» **Task instructions**
Copy out the lines that have "this" in them.
==*==
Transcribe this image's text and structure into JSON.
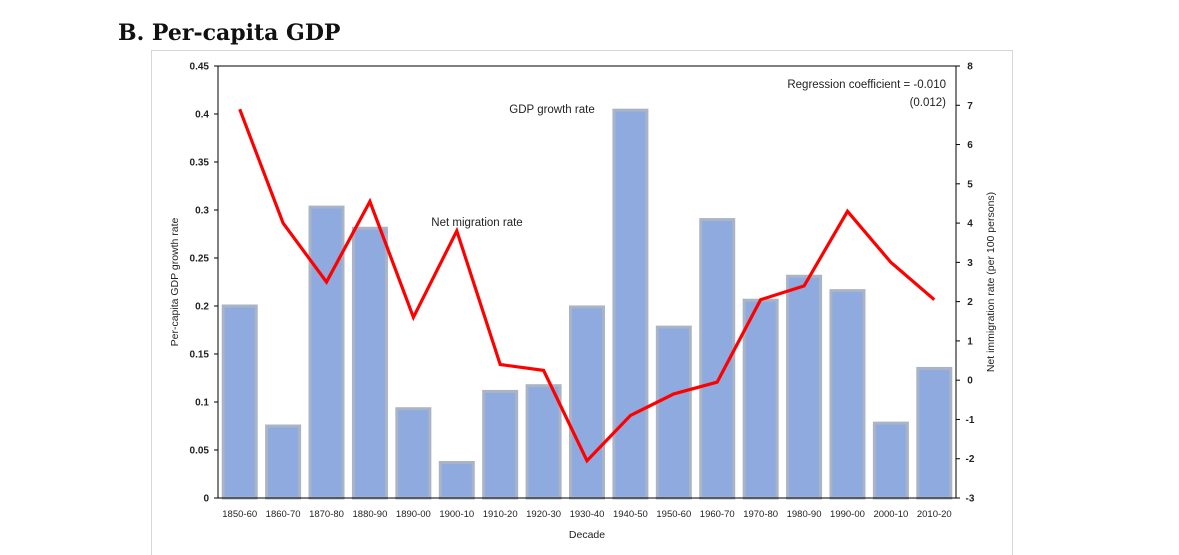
{
  "section_title": "B.   Per-capita GDP",
  "chart_data": {
    "type": "bar",
    "xlabel": "Decade",
    "ylabel": "Per-capita GDP growth rate",
    "y2label": "Net immigration rate (per 100 persons)",
    "ylim": [
      0,
      0.45
    ],
    "y2lim": [
      -3,
      8
    ],
    "yticks": [
      "0",
      "0.05",
      "0.1",
      "0.15",
      "0.2",
      "0.25",
      "0.3",
      "0.35",
      "0.4",
      "0.45"
    ],
    "y2ticks": [
      "-3",
      "-2",
      "-1",
      "0",
      "1",
      "2",
      "3",
      "4",
      "5",
      "6",
      "7",
      "8"
    ],
    "categories": [
      "1850-60",
      "1860-70",
      "1870-80",
      "1880-90",
      "1890-00",
      "1900-10",
      "1910-20",
      "1920-30",
      "1930-40",
      "1940-50",
      "1950-60",
      "1960-70",
      "1970-80",
      "1980-90",
      "1990-00",
      "2000-10",
      "2010-20"
    ],
    "series": [
      {
        "name": "GDP growth rate",
        "kind": "bar",
        "axis": "left",
        "values": [
          0.2,
          0.075,
          0.303,
          0.281,
          0.093,
          0.037,
          0.111,
          0.117,
          0.199,
          0.404,
          0.178,
          0.29,
          0.206,
          0.231,
          0.216,
          0.078,
          0.135
        ]
      },
      {
        "name": "Net migration rate",
        "kind": "line",
        "axis": "right",
        "values": [
          6.9,
          4.0,
          2.5,
          4.55,
          1.6,
          3.8,
          0.4,
          0.25,
          -2.05,
          -0.9,
          -0.35,
          -0.05,
          2.05,
          2.4,
          4.3,
          3.0,
          2.05
        ]
      }
    ],
    "annotations": {
      "regression": "Regression coefficient = -0.010",
      "regression_se": "(0.012)"
    },
    "colors": {
      "bar_fill": "#8eaade",
      "bar_edge": "#a9b4c6",
      "line": "#ff0000"
    }
  }
}
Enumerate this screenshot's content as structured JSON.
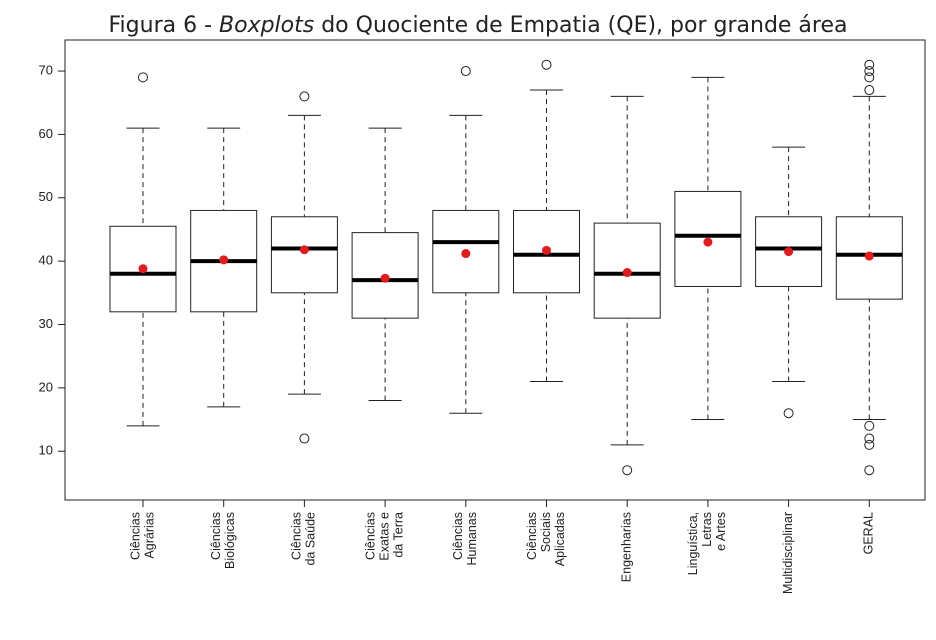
{
  "chart_data": {
    "type": "boxplot",
    "title_parts": [
      "Figura 6 - ",
      "Boxplots",
      " do Quociente de Empatia (QE), por grande área"
    ],
    "categories": [
      [
        "Ciências",
        "Agrárias"
      ],
      [
        "Ciências",
        "Biológicas"
      ],
      [
        "Ciências",
        "da Saúde"
      ],
      [
        "Ciências",
        "Exatas e",
        "da Terra"
      ],
      [
        "Ciências",
        "Humanas"
      ],
      [
        "Ciências",
        "Sociais",
        "Aplicadas"
      ],
      [
        "Engenharias"
      ],
      [
        "Linguística,",
        "Letras",
        "e Artes"
      ],
      [
        "Multidisciplinar"
      ],
      [
        "GERAL"
      ]
    ],
    "whisker_low": [
      14,
      17,
      19,
      18,
      16,
      21,
      11,
      15,
      21,
      15
    ],
    "q1": [
      32,
      32,
      35,
      31,
      35,
      35,
      31,
      36,
      36,
      34
    ],
    "median": [
      38,
      40,
      42,
      37,
      43,
      41,
      38,
      44,
      42,
      41
    ],
    "q3": [
      45.5,
      48,
      47,
      44.5,
      48,
      48,
      46,
      51,
      47,
      47
    ],
    "whisker_high": [
      61,
      61,
      63,
      61,
      63,
      67,
      66,
      69,
      58,
      66
    ],
    "means": [
      38.8,
      40.2,
      41.8,
      37.3,
      41.2,
      41.7,
      38.2,
      43,
      41.5,
      40.8
    ],
    "outliers": [
      [
        69
      ],
      [],
      [
        12,
        66
      ],
      [],
      [
        70
      ],
      [
        71
      ],
      [
        7
      ],
      [],
      [
        16
      ],
      [
        7,
        11,
        12,
        14,
        67,
        69,
        70,
        71
      ]
    ],
    "mean_color": "#e41a1c",
    "ylim": [
      2.3,
      74.9
    ],
    "yticks": [
      10,
      20,
      30,
      40,
      50,
      60,
      70
    ]
  }
}
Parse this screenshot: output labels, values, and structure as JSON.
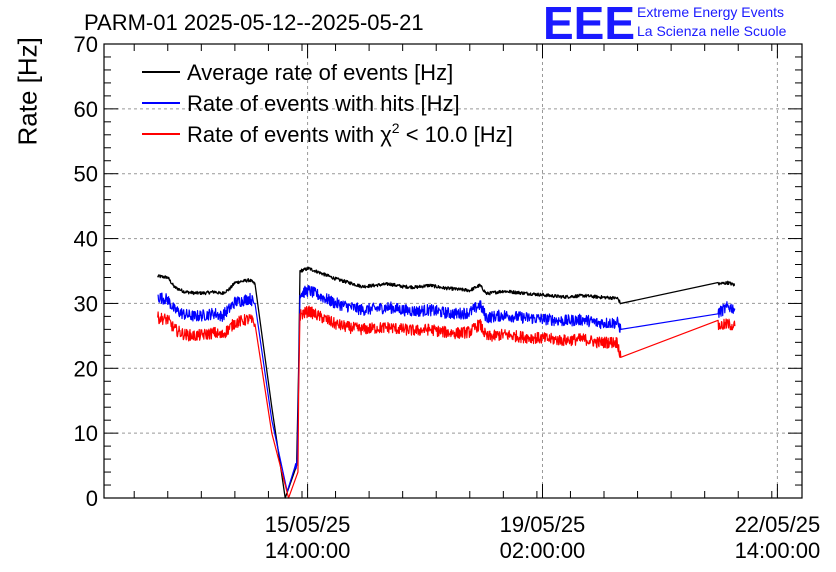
==*==
» **Solution below**
Transcribe this image's text and structure into JSON.
Enumerate this screenshot's content as structured JSON.
Parse this screenshot: output labels, values, and structure as JSON.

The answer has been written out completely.